((
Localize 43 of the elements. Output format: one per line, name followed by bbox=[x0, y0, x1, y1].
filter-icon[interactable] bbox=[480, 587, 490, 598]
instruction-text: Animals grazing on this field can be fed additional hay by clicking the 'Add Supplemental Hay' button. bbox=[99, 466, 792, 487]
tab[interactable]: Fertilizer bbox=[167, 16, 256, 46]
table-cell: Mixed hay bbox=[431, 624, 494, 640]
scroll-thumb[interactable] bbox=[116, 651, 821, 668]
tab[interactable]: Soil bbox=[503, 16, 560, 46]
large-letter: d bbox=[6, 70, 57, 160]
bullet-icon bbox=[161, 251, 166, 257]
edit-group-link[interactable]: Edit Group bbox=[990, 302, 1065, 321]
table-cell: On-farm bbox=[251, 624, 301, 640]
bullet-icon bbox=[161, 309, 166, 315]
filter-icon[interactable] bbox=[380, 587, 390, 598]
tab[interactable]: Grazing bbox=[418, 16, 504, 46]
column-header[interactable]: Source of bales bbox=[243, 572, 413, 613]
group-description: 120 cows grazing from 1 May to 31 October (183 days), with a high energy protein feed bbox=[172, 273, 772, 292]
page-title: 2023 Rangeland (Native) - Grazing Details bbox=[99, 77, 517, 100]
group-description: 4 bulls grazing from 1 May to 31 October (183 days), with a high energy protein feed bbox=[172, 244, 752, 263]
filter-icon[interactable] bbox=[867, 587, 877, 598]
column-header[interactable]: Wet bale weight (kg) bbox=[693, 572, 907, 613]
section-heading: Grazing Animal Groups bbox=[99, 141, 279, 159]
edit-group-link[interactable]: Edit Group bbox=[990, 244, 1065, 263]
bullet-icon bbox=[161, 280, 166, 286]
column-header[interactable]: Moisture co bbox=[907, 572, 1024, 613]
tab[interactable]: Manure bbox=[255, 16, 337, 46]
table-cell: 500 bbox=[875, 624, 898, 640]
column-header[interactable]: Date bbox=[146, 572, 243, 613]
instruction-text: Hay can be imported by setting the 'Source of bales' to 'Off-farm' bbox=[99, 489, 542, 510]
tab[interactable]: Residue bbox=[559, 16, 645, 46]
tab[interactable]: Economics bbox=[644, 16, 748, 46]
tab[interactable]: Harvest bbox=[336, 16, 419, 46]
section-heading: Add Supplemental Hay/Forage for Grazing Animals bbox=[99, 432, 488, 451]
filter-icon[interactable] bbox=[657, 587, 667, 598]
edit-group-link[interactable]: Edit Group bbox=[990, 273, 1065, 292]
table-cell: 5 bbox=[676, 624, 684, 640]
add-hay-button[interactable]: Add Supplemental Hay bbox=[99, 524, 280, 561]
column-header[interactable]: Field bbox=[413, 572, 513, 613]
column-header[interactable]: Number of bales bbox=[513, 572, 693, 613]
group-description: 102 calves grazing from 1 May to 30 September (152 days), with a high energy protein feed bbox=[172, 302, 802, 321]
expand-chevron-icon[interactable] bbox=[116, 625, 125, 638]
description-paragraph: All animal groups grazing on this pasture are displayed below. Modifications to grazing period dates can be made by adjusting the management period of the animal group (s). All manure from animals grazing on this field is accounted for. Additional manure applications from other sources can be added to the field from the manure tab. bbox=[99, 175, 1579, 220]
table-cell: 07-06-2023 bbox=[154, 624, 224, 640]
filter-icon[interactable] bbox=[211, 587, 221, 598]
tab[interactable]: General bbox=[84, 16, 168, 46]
))
■ WHAT YOU SHOULD DO
Copy out every line in the records where the word "this" is found.

■ RESPONSE TO THE EXERCISE
instruction-text: Animals grazing on this field can be fed additional hay by clicking the 'Add Supplemental Hay' button. bbox=[99, 466, 792, 487]
description-paragraph: All animal groups grazing on this pasture are displayed below. Modifications to grazing period dates can be made by adjusting the management period of the animal group (s). All manure from animals grazing on this field is accounted for. Additional manure applications from other sources can be added to the field from the manure tab. bbox=[99, 175, 1579, 220]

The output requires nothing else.